WHAT YOU HAVE TO DO: Print every entry exactly as written.
________
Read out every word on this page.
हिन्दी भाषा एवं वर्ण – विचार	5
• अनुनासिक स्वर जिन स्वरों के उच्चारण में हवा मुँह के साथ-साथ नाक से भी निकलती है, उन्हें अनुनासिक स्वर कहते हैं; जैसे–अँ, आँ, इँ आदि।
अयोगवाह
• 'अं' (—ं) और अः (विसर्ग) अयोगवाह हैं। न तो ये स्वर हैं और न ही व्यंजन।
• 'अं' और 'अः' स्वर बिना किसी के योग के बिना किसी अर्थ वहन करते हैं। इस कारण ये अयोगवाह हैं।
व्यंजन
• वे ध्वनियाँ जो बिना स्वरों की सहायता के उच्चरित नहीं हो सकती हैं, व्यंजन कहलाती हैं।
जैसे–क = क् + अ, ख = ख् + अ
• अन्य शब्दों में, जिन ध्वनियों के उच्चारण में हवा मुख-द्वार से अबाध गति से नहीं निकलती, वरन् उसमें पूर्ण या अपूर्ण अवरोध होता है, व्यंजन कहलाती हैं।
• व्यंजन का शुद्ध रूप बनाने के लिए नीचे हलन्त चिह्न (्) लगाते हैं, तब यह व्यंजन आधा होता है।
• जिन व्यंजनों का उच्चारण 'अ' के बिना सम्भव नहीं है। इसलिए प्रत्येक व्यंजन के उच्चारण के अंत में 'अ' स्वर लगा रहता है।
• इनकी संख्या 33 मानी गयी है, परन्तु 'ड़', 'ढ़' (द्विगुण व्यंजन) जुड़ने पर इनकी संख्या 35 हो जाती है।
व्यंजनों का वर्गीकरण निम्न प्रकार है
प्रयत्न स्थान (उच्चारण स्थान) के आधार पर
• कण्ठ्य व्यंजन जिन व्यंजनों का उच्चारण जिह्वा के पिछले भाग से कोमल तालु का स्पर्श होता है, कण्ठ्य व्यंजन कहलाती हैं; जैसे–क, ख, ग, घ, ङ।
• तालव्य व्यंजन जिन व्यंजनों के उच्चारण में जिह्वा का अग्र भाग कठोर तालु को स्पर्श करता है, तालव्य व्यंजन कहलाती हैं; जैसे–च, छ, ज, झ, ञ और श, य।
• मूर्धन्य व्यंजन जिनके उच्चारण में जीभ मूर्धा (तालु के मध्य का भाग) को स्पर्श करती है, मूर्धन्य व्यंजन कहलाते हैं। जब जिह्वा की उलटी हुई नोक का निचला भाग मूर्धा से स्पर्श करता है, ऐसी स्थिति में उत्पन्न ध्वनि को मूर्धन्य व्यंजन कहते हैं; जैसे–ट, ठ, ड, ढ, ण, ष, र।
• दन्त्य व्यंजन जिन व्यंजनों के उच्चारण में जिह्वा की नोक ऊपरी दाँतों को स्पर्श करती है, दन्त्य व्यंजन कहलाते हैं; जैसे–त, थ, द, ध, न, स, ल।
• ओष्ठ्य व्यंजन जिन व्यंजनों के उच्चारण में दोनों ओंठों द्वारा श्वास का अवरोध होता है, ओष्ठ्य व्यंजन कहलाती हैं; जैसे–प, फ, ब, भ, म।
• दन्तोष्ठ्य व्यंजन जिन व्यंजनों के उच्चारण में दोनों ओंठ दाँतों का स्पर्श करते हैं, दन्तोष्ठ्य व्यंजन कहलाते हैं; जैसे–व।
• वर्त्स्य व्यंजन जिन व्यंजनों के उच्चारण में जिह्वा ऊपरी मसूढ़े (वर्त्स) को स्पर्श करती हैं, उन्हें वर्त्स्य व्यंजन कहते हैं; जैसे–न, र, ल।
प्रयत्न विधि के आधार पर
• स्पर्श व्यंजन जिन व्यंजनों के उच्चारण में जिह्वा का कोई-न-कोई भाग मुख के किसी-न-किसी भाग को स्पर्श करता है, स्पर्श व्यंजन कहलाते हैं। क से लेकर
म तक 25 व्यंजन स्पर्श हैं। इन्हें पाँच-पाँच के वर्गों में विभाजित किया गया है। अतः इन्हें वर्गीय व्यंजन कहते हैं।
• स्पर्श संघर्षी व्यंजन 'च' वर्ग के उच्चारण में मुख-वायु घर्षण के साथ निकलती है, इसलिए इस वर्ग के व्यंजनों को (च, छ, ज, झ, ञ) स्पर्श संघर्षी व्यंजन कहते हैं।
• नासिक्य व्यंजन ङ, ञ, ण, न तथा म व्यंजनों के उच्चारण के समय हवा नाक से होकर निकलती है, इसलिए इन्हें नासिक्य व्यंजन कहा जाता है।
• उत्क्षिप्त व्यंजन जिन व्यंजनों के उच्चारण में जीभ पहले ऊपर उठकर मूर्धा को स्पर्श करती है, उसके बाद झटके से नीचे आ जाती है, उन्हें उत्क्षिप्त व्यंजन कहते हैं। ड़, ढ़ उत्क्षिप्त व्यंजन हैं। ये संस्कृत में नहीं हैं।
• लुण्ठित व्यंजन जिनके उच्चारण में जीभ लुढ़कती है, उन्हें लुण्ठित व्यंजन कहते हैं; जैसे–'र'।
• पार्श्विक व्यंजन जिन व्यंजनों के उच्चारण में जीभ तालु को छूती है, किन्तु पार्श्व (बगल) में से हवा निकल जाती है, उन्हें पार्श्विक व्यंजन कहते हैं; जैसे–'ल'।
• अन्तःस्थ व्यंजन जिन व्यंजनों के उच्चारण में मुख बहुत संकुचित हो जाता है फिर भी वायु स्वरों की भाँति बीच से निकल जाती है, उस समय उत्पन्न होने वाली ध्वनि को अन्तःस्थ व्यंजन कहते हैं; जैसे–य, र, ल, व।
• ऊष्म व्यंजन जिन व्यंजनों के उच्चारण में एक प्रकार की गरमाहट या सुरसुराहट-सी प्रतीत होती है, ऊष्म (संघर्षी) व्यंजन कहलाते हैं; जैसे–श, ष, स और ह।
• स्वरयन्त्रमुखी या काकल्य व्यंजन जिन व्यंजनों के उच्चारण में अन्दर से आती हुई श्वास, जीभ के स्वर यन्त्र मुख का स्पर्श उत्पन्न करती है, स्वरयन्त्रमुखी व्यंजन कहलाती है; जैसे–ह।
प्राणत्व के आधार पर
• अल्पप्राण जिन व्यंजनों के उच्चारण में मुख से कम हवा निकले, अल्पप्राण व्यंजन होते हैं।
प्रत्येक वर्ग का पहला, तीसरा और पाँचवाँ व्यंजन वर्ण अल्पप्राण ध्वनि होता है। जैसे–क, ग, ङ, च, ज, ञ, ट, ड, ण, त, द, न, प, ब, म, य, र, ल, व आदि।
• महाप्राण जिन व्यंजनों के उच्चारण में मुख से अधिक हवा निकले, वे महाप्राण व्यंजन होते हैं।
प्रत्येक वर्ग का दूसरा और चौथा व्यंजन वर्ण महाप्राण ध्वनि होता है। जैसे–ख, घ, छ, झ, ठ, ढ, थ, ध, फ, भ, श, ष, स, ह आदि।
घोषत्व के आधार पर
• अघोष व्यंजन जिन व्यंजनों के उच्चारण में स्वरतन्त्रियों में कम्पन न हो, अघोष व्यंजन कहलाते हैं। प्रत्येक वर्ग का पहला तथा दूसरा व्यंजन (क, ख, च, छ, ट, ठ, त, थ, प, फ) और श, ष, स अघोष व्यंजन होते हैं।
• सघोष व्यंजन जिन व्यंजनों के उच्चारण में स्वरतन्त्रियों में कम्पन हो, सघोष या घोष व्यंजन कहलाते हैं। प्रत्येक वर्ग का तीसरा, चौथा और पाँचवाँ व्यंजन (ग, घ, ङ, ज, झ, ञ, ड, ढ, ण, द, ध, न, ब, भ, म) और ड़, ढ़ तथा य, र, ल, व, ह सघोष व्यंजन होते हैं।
________
EXERCISE RESULT:
Read out every word on this page.
हिन्दी भाषा एवं वर्ण – विचार	5
• अनुनासिक स्वर जिन स्वरों के उच्चारण में हवा मुँह के साथ-साथ नाक से भी निकलती है, उन्हें अनुनासिक स्वर कहते हैं; जैसे–अँ, आँ, इँ आदि।
अयोगवाह
• 'अं' (—ं) और अः (विसर्ग) अयोगवाह हैं। न तो ये स्वर हैं और न ही व्यंजन।
• 'अं' और 'अः' स्वर बिना किसी के योग के बिना किसी अर्थ वहन करते हैं। इस कारण ये अयोगवाह हैं।
व्यंजन
• वे ध्वनियाँ जो बिना स्वरों की सहायता के उच्चरित नहीं हो सकती हैं, व्यंजन कहलाती हैं।
जैसे–क = क् + अ, ख = ख् + अ
• अन्य शब्दों में, जिन ध्वनियों के उच्चारण में हवा मुख-द्वार से अबाध गति से नहीं निकलती, वरन् उसमें पूर्ण या अपूर्ण अवरोध होता है, व्यंजन कहलाती हैं।
• व्यंजन का शुद्ध रूप बनाने के लिए नीचे हलन्त चिह्न (्) लगाते हैं, तब यह व्यंजन आधा होता है।
• जिन व्यंजनों का उच्चारण 'अ' के बिना सम्भव नहीं है। इसलिए प्रत्येक व्यंजन के उच्चारण के अंत में 'अ' स्वर लगा रहता है।
• इनकी संख्या 33 मानी गयी है, परन्तु 'ड़', 'ढ़' (द्विगुण व्यंजन) जुड़ने पर इनकी संख्या 35 हो जाती है।
व्यंजनों का वर्गीकरण निम्न प्रकार है
प्रयत्न स्थान (उच्चारण स्थान) के आधार पर
• कण्ठ्य व्यंजन जिन व्यंजनों का उच्चारण जिह्वा के पिछले भाग से कोमल तालु का स्पर्श होता है, कण्ठ्य व्यंजन कहलाती हैं; जैसे–क, ख, ग, घ, ङ।
• तालव्य व्यंजन जिन व्यंजनों के उच्चारण में जिह्वा का अग्र भाग कठोर तालु को स्पर्श करता है, तालव्य व्यंजन कहलाती हैं; जैसे–च, छ, ज, झ, ञ और श, य।
• मूर्धन्य व्यंजन जिनके उच्चारण में जीभ मूर्धा (तालु के मध्य का भाग) को स्पर्श करती है, मूर्धन्य व्यंजन कहलाते हैं। जब जिह्वा की उलटी हुई नोक का निचला भाग मूर्धा से स्पर्श करता है, ऐसी स्थिति में उत्पन्न ध्वनि को मूर्धन्य व्यंजन कहते हैं; जैसे–ट, ठ, ड, ढ, ण, ष, र।
• दन्त्य व्यंजन जिन व्यंजनों के उच्चारण में जिह्वा की नोक ऊपरी दाँतों को स्पर्श करती है, दन्त्य व्यंजन कहलाते हैं; जैसे–त, थ, द, ध, न, स, ल।
• ओष्ठ्य व्यंजन जिन व्यंजनों के उच्चारण में दोनों ओंठों द्वारा श्वास का अवरोध होता है, ओष्ठ्य व्यंजन कहलाती हैं; जैसे–प, फ, ब, भ, म।
• दन्तोष्ठ्य व्यंजन जिन व्यंजनों के उच्चारण में दोनों ओंठ दाँतों का स्पर्श करते हैं, दन्तोष्ठ्य व्यंजन कहलाते हैं; जैसे–व।
• वर्त्स्य व्यंजन जिन व्यंजनों के उच्चारण में जिह्वा ऊपरी मसूढ़े (वर्त्स) को स्पर्श करती हैं, उन्हें वर्त्स्य व्यंजन कहते हैं; जैसे–न, र, ल।
प्रयत्न विधि के आधार पर
• स्पर्श व्यंजन जिन व्यंजनों के उच्चारण में जिह्वा का कोई-न-कोई भाग मुख के किसी-न-किसी भाग को स्पर्श करता है, स्पर्श व्यंजन कहलाते हैं। क से लेकर
म तक 25 व्यंजन स्पर्श हैं। इन्हें पाँच-पाँच के वर्गों में विभाजित किया गया है। अतः इन्हें वर्गीय व्यंजन कहते हैं।
• स्पर्श संघर्षी व्यंजन 'च' वर्ग के उच्चारण में मुख-वायु घर्षण के साथ निकलती है, इसलिए इस वर्ग के व्यंजनों को (च, छ, ज, झ, ञ) स्पर्श संघर्षी व्यंजन कहते हैं।
• नासिक्य व्यंजन ङ, ञ, ण, न तथा म व्यंजनों के उच्चारण के समय हवा नाक से होकर निकलती है, इसलिए इन्हें नासिक्य व्यंजन कहा जाता है।
• उत्क्षिप्त व्यंजन जिन व्यंजनों के उच्चारण में जीभ पहले ऊपर उठकर मूर्धा को स्पर्श करती है, उसके बाद झटके से नीचे आ जाती है, उन्हें उत्क्षिप्त व्यंजन कहते हैं। ड़, ढ़ उत्क्षिप्त व्यंजन हैं। ये संस्कृत में नहीं हैं।
• लुण्ठित व्यंजन जिनके उच्चारण में जीभ लुढ़कती है, उन्हें लुण्ठित व्यंजन कहते हैं; जैसे–'र'।
• पार्श्विक व्यंजन जिन व्यंजनों के उच्चारण में जीभ तालु को छूती है, किन्तु पार्श्व (बगल) में से हवा निकल जाती है, उन्हें पार्श्विक व्यंजन कहते हैं; जैसे–'ल'।
• अन्तःस्थ व्यंजन जिन व्यंजनों के उच्चारण में मुख बहुत संकुचित हो जाता है फिर भी वायु स्वरों की भाँति बीच से निकल जाती है, उस समय उत्पन्न होने वाली ध्वनि को अन्तःस्थ व्यंजन कहते हैं; जैसे–य, र, ल, व।
• ऊष्म व्यंजन जिन व्यंजनों के उच्चारण में एक प्रकार की गरमाहट या सुरसुराहट-सी प्रतीत होती है, ऊष्म (संघर्षी) व्यंजन कहलाते हैं; जैसे–श, ष, स और ह।
• स्वरयन्त्रमुखी या काकल्य व्यंजन जिन व्यंजनों के उच्चारण में अन्दर से आती हुई श्वास, जीभ के स्वर यन्त्र मुख का स्पर्श उत्पन्न करती है, स्वरयन्त्रमुखी व्यंजन कहलाती है; जैसे–ह।
प्राणत्व के आधार पर
• अल्पप्राण जिन व्यंजनों के उच्चारण में मुख से कम हवा निकले, अल्पप्राण व्यंजन होते हैं।
प्रत्येक वर्ग का पहला, तीसरा और पाँचवाँ व्यंजन वर्ण अल्पप्राण ध्वनि होता है। जैसे–क, ग, ङ, च, ज, ञ, ट, ड, ण, त, द, न, प, ब, म, य, र, ल, व आदि।
• महाप्राण जिन व्यंजनों के उच्चारण में मुख से अधिक हवा निकले, वे महाप्राण व्यंजन होते हैं।
प्रत्येक वर्ग का दूसरा और चौथा व्यंजन वर्ण महाप्राण ध्वनि होता है। जैसे–ख, घ, छ, झ, ठ, ढ, थ, ध, फ, भ, श, ष, स, ह आदि।
घोषत्व के आधार पर
• अघोष व्यंजन जिन व्यंजनों के उच्चारण में स्वरतन्त्रियों में कम्पन न हो, अघोष व्यंजन कहलाते हैं। प्रत्येक वर्ग का पहला तथा दूसरा व्यंजन (क, ख, च, छ, ट, ठ, त, थ, प, फ) और श, ष, स अघोष व्यंजन होते हैं।
• सघोष व्यंजन जिन व्यंजनों के उच्चारण में स्वरतन्त्रियों में कम्पन हो, सघोष या घोष व्यंजन कहलाते हैं। प्रत्येक वर्ग का तीसरा, चौथा और पाँचवाँ व्यंजन (ग, घ, ङ, ज, झ, ञ, ड, ढ, ण, द, ध, न, ब, भ, म) और ड़, ढ़ तथा य, र, ल, व, ह सघोष व्यंजन होते हैं।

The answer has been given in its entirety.